_Task prompt:_
Leaving out every picture, quote the data below exactly as it appears.
-- Start Provided data --
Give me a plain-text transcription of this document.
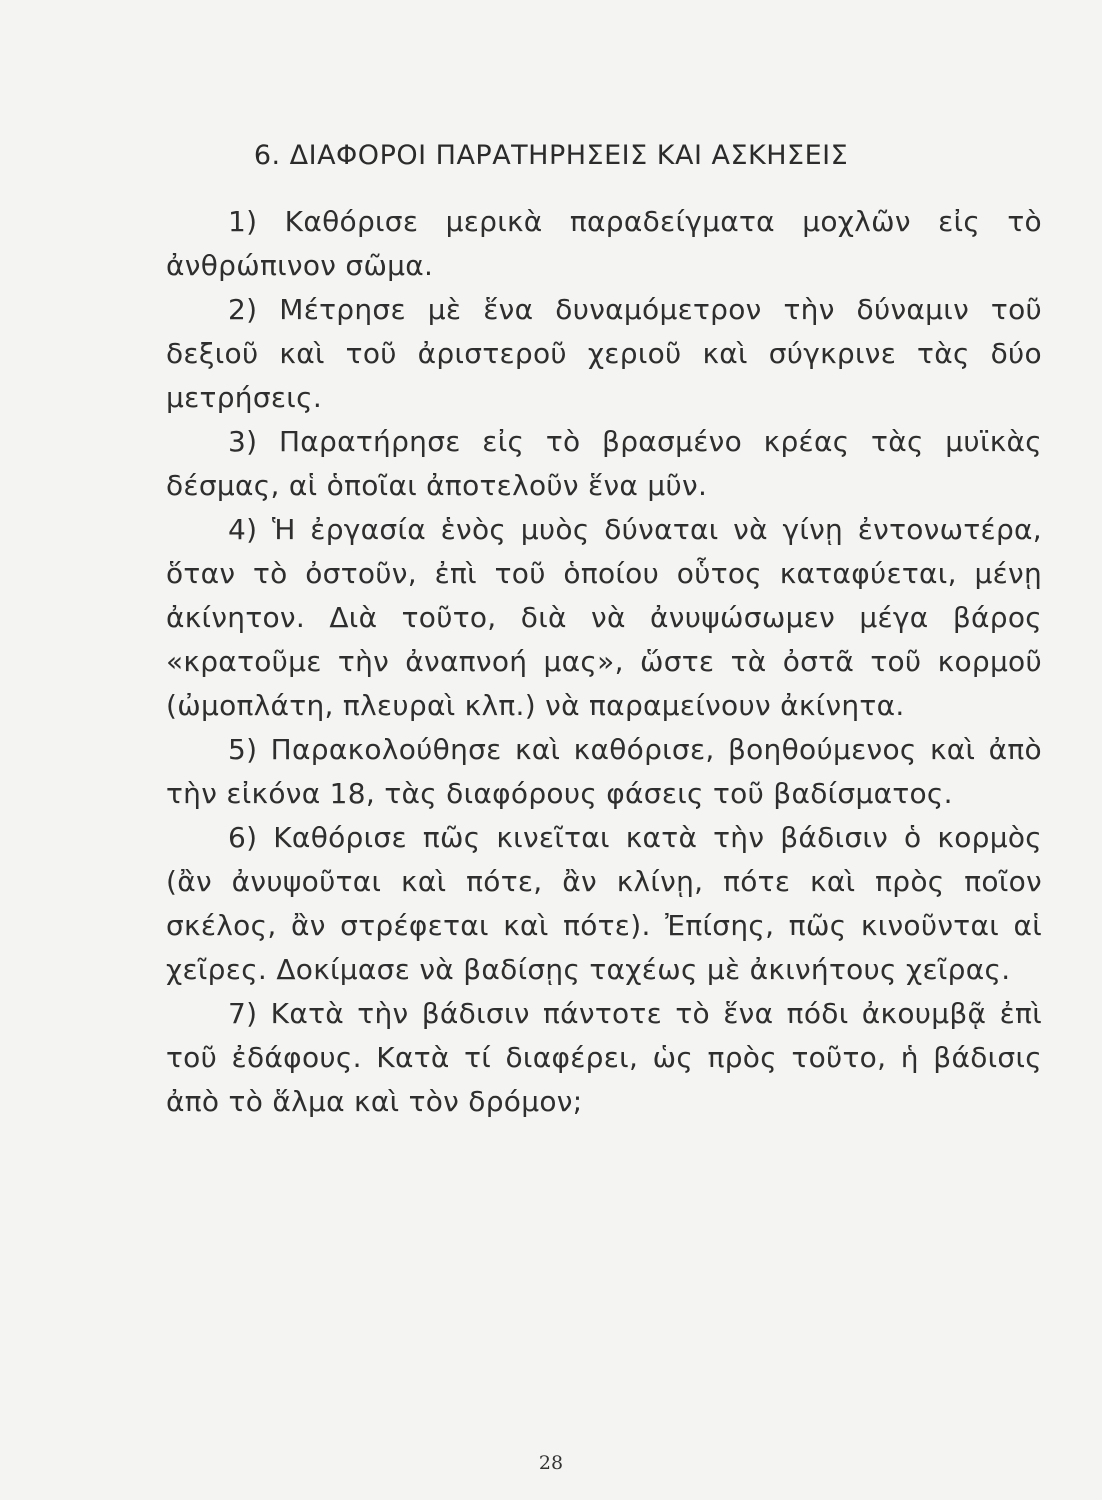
6. ΔΙΑΦΟΡΟΙ ΠΑΡΑΤΗΡΗΣΕΙΣ ΚΑΙ ΑΣΚΗΣΕΙΣ

1) Καθόρισε μερικὰ παραδείγματα μοχλῶν εἰς τὸ ἀνθρώπινον σῶμα.

2) Μέτρησε μὲ ἕνα δυναμόμετρον τὴν δύναμιν τοῦ δεξιοῦ καὶ τοῦ ἀριστεροῦ χεριοῦ καὶ σύγκρινε τὰς δύο μετρήσεις.

3) Παρατήρησε εἰς τὸ βρασμένο κρέας τὰς μυϊκὰς δέσμας, αἱ ὁποῖαι ἀποτελοῦν ἕνα μῦν.

4) Ἡ ἐργασία ἑνὸς μυὸς δύναται νὰ γίνῃ ἐντονωτέρα, ὅταν τὸ ὀστοῦν, ἐπὶ τοῦ ὁποίου οὗτος καταφύεται, μένῃ ἀκίνητον. Διὰ τοῦτο, διὰ νὰ ἀνυψώσωμεν μέγα βάρος «κρατοῦμε τὴν ἀναπνοή μας», ὥστε τὰ ὀστᾶ τοῦ κορμοῦ (ὠμοπλάτη, πλευραὶ κλπ.) νὰ παραμείνουν ἀκίνητα.

5) Παρακολούθησε καὶ καθόρισε, βοηθούμενος καὶ ἀπὸ τὴν εἰκόνα 18, τὰς διαφόρους φάσεις τοῦ βαδίσματος.

6) Καθόρισε πῶς κινεῖται κατὰ τὴν βάδισιν ὁ κορμὸς (ἂν ἀνυψοῦται καὶ πότε, ἂν κλίνῃ, πότε καὶ πρὸς ποῖον σκέλος, ἂν στρέφεται καὶ πότε). Ἐπίσης, πῶς κινοῦνται αἱ χεῖρες. Δοκίμασε νὰ βαδίσῃς ταχέως μὲ ἀκινήτους χεῖρας.

7) Κατὰ τὴν βάδισιν πάντοτε τὸ ἕνα πόδι ἀκουμβᾷ ἐπὶ τοῦ ἐδάφους. Κατὰ τί διαφέρει, ὡς πρὸς τοῦτο, ἡ βάδισις ἀπὸ τὸ ἅλμα καὶ τὸν δρόμον;

28
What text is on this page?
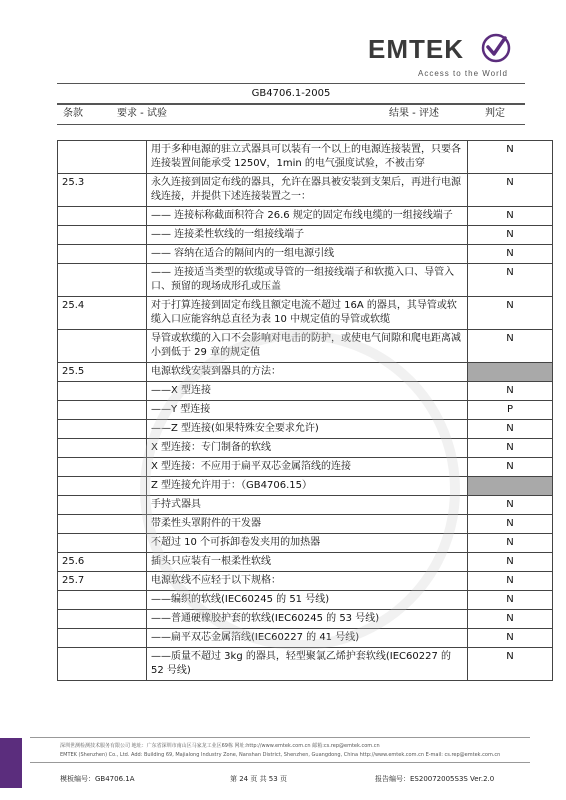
EMTEK
Access to the World
GB4706.1-2005
条款	要求 - 试验	结果 - 评述	判定
	用于多种电源的驻立式器具可以装有一个以上的电源连接装置，只要各连接装置间能承受 1250V，1min 的电气强度试验，不被击穿	N
25.3	永久连接到固定布线的器具，允许在器具被安装到支架后，再进行电源线连接，并提供下述连接装置之一：	N
	—— 连接标称截面积符合 26.6 规定的固定布线电缆的一组接线端子	N
	—— 连接柔性软线的一组接线端子	N
	—— 容纳在适合的隔间内的一组电源引线	N
	—— 连接适当类型的软缆或导管的一组接线端子和软揽入口、导管入口、预留的现场成形孔或压盖	N
25.4	对于打算连接到固定布线且额定电流不超过 16A 的器具，其导管或软缆入口应能容纳总直径为表 10 中规定值的导管或软缆	N
	导管或软缆的入口不会影响对电击的防护，或使电气间隙和爬电距离减小到低于 29 章的规定值	N
25.5	电源软线安装到器具的方法：	
	——X 型连接	N
	——Y 型连接	P
	——Z 型连接(如果特殊安全要求允许)	N
	X 型连接：专门制备的软线	N
	X 型连接：不应用于扁平双芯金属箔线的连接	N
	Z 型连接允许用于：（GB4706.15）	
	手持式器具	N
	带柔性头罩附件的干发器	N
	不超过 10 个可拆卸卷发夹用的加热器	N
25.6	插头只应装有一根柔性软线	N
25.7	电源软线不应轻于以下规格：	N
	——编织的软线(IEC60245 的 51 号线)	N
	——普通硬橡胶护套的软线(IEC60245 的 53 号线)	N
	——扁平双芯金属箔线(IEC60227 的 41 号线)	N
	——质量不超过 3kg 的器具，轻型聚氯乙烯护套软线(IEC60227 的 52 号线)	N
深圳世测检测技术服务有限公司 地址：广东省深圳市南山区马家龙工业区69栋 网址:http://www.emtek.com.cn 邮箱:cs.rep@emtek.com.cn
EMTEK (Shenzhen) Co., Ltd. Add: Building 69, Majialong Industry Zone, Nanshan District, Shenzhen, Guangdong, China http://www.emtek.com.cn E-mail: cs.rep@emtek.com.cn
模板编号：GB4706.1A	第 24 页 共 53 页	报告编号：ES20072005S3S Ver.2.0
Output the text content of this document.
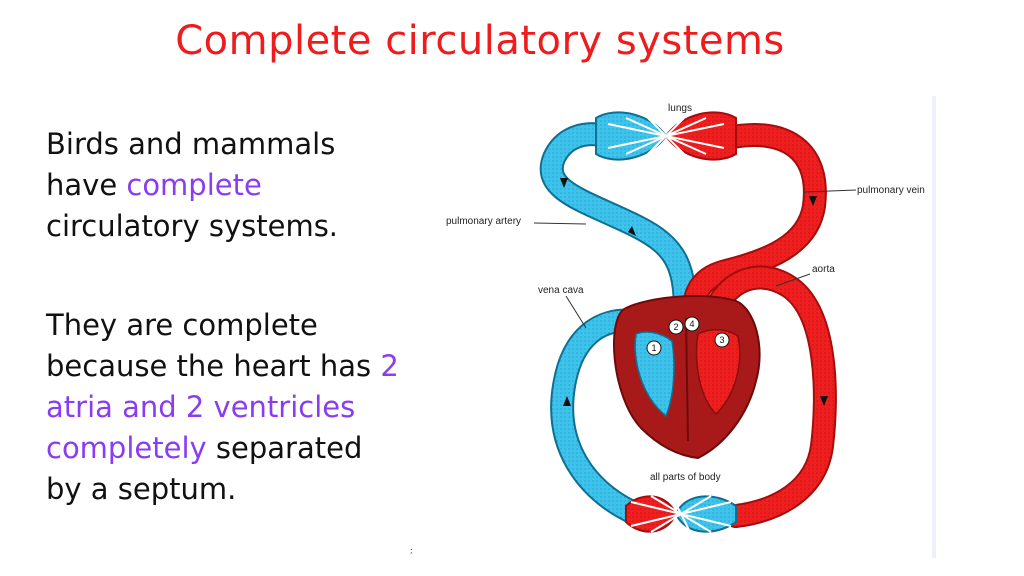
Complete circulatory systems
Birds and mammals have complete circulatory systems.
They are complete because the heart has 2 atria and 2 ventricles completely separated by a septum.
1
2
3
4
lungs
pulmonary vein
pulmonary artery
aorta
vena cava
all parts of body
;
-- End Provided data --
_Solution below:_
Give me a plain-text transcription of this document.
6. ΔΙΑΦΟΡΟΙ ΠΑΡΑΤΗΡΗΣΕΙΣ ΚΑΙ ΑΣΚΗΣΕΙΣ

1) Καθόρισε μερικὰ παραδείγματα μοχλῶν εἰς τὸ ἀνθρώπινον σῶμα.

2) Μέτρησε μὲ ἕνα δυναμόμετρον τὴν δύναμιν τοῦ δεξιοῦ καὶ τοῦ ἀριστεροῦ χεριοῦ καὶ σύγκρινε τὰς δύο μετρήσεις.

3) Παρατήρησε εἰς τὸ βρασμένο κρέας τὰς μυϊκὰς δέσμας, αἱ ὁποῖαι ἀποτελοῦν ἕνα μῦν.

4) Ἡ ἐργασία ἑνὸς μυὸς δύναται νὰ γίνῃ ἐντονωτέρα, ὅταν τὸ ὀστοῦν, ἐπὶ τοῦ ὁποίου οὗτος καταφύεται, μένῃ ἀκίνητον. Διὰ τοῦτο, διὰ νὰ ἀνυψώσωμεν μέγα βάρος «κρατοῦμε τὴν ἀναπνοή μας», ὥστε τὰ ὀστᾶ τοῦ κορμοῦ (ὠμοπλάτη, πλευραὶ κλπ.) νὰ παραμείνουν ἀκίνητα.

5) Παρακολούθησε καὶ καθόρισε, βοηθούμενος καὶ ἀπὸ τὴν εἰκόνα 18, τὰς διαφόρους φάσεις τοῦ βαδίσματος.

6) Καθόρισε πῶς κινεῖται κατὰ τὴν βάδισιν ὁ κορμὸς (ἂν ἀνυψοῦται καὶ πότε, ἂν κλίνῃ, πότε καὶ πρὸς ποῖον σκέλος, ἂν στρέφεται καὶ πότε). Ἐπίσης, πῶς κινοῦνται αἱ χεῖρες. Δοκίμασε νὰ βαδίσῃς ταχέως μὲ ἀκινήτους χεῖρας.

7) Κατὰ τὴν βάδισιν πάντοτε τὸ ἕνα πόδι ἀκουμβᾷ ἐπὶ τοῦ ἐδάφους. Κατὰ τί διαφέρει, ὡς πρὸς τοῦτο, ἡ βάδισις ἀπὸ τὸ ἅλμα καὶ τὸν δρόμον;

28
What text is on this page?
EMTEK
Access to the World
GB4706.1-2005
条款	要求 - 试验	结果 - 评述	判定
	用于多种电源的驻立式器具可以装有一个以上的电源连接装置，只要各连接装置间能承受 1250V，1min 的电气强度试验，不被击穿	N
25.3	永久连接到固定布线的器具，允许在器具被安装到支架后，再进行电源线连接，并提供下述连接装置之一：	N
	—— 连接标称截面积符合 26.6 规定的固定布线电缆的一组接线端子	N
	—— 连接柔性软线的一组接线端子	N
	—— 容纳在适合的隔间内的一组电源引线	N
	—— 连接适当类型的软缆或导管的一组接线端子和软揽入口、导管入口、预留的现场成形孔或压盖	N
25.4	对于打算连接到固定布线且额定电流不超过 16A 的器具，其导管或软缆入口应能容纳总直径为表 10 中规定值的导管或软缆	N
	导管或软缆的入口不会影响对电击的防护，或使电气间隙和爬电距离减小到低于 29 章的规定值	N
25.5	电源软线安装到器具的方法：	
	——X 型连接	N
	——Y 型连接	P
	——Z 型连接(如果特殊安全要求允许)	N
	X 型连接：专门制备的软线	N
	X 型连接：不应用于扁平双芯金属箔线的连接	N
	Z 型连接允许用于：（GB4706.15）	
	手持式器具	N
	带柔性头罩附件的干发器	N
	不超过 10 个可拆卸卷发夹用的加热器	N
25.6	插头只应装有一根柔性软线	N
25.7	电源软线不应轻于以下规格：	N
	——编织的软线(IEC60245 的 51 号线)	N
	——普通硬橡胶护套的软线(IEC60245 的 53 号线)	N
	——扁平双芯金属箔线(IEC60227 的 41 号线)	N
	——质量不超过 3kg 的器具，轻型聚氯乙烯护套软线(IEC60227 的 52 号线)	N
深圳世测检测技术服务有限公司 地址：广东省深圳市南山区马家龙工业区69栋 网址:http://www.emtek.com.cn 邮箱:cs.rep@emtek.com.cn
EMTEK (Shenzhen) Co., Ltd. Add: Building 69, Majialong Industry Zone, Nanshan District, Shenzhen, Guangdong, China http://www.emtek.com.cn E-mail: cs.rep@emtek.com.cn
模板编号：GB4706.1A	第 24 页 共 53 页	报告编号：ES20072005S3S Ver.2.0
Output the text content of this document.
Complete circulatory systems
Birds and mammals have complete circulatory systems.
They are complete because the heart has 2 atria and 2 ventricles completely separated by a septum.
1
2
3
4
lungs
pulmonary vein
pulmonary artery
aorta
vena cava
all parts of body
;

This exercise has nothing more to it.